** Begin Data provided **
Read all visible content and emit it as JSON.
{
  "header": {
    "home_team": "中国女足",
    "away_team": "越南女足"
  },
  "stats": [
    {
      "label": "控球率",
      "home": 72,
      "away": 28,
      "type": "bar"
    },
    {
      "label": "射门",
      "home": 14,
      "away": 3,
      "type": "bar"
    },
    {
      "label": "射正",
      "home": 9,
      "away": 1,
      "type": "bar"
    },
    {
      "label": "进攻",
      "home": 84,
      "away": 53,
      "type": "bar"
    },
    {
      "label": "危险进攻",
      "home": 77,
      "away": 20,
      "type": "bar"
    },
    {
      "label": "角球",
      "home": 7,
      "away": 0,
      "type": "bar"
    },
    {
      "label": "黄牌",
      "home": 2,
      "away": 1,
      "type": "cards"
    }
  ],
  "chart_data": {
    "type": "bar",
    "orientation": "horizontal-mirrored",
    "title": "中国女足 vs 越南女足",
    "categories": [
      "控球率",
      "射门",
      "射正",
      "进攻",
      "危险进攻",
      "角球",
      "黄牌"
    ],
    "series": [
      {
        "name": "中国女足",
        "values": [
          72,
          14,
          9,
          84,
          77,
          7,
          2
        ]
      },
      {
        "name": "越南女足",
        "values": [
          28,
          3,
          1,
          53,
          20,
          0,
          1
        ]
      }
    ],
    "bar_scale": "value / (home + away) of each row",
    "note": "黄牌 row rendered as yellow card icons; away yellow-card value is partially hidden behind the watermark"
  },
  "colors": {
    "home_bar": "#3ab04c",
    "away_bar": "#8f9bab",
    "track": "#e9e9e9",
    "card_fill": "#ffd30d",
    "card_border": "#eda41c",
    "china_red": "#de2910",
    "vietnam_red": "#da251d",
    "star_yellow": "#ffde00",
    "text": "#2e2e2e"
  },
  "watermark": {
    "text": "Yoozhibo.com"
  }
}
** End Data provided **
Task>
Tally the lines of the listing in which the word "越南女足" occurs, and state the total alone.

Answer to this exercise>
3